**Given records**
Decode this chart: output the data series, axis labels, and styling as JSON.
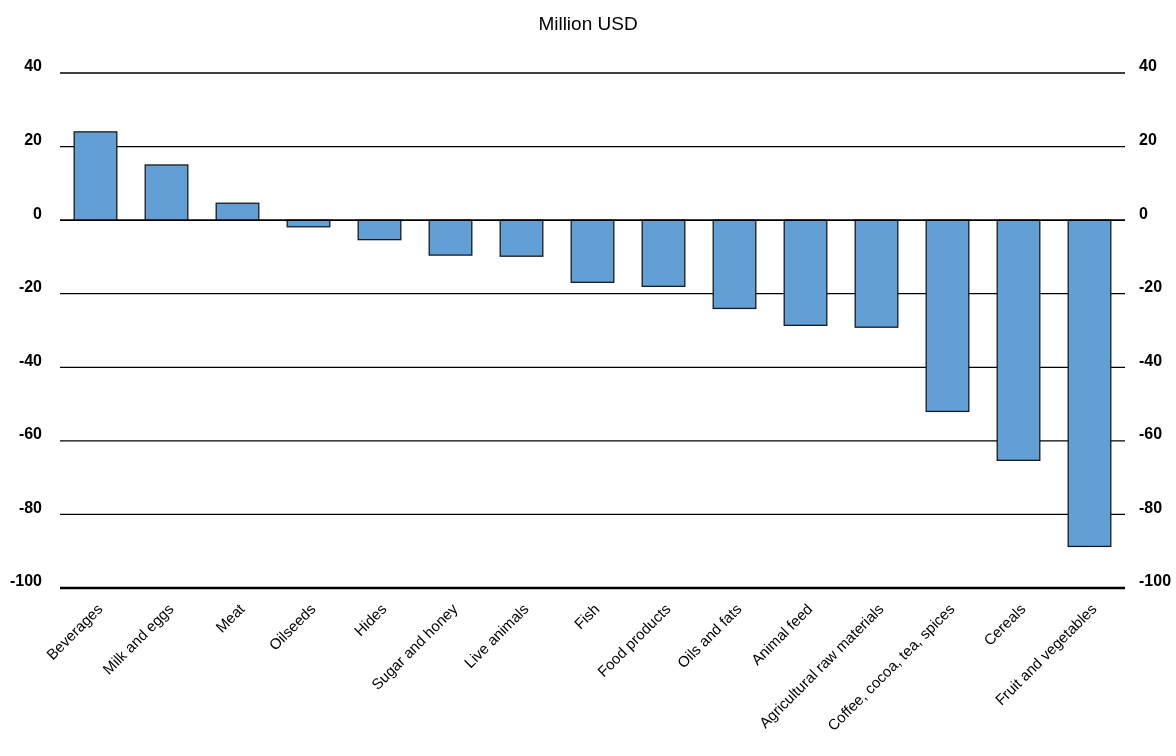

--

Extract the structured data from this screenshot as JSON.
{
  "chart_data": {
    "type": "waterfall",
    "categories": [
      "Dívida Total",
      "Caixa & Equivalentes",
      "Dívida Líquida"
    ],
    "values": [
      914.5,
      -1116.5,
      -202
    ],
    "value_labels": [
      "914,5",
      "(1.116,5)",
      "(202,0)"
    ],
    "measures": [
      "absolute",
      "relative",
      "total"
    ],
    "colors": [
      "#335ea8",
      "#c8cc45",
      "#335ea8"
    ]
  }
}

---

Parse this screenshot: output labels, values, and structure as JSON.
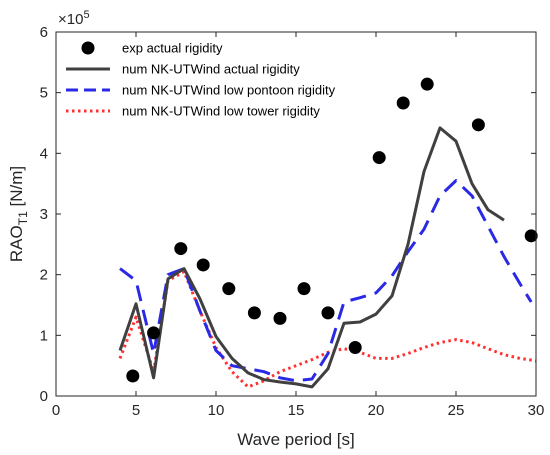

**Instructions to follow**
Pull out every line in the data above that has the word "output".

**Worked answer**
Decode this chart: output the data series, axis labels, and styling as JSON.
Parse this screenshot: output labels, values, and structure as JSON.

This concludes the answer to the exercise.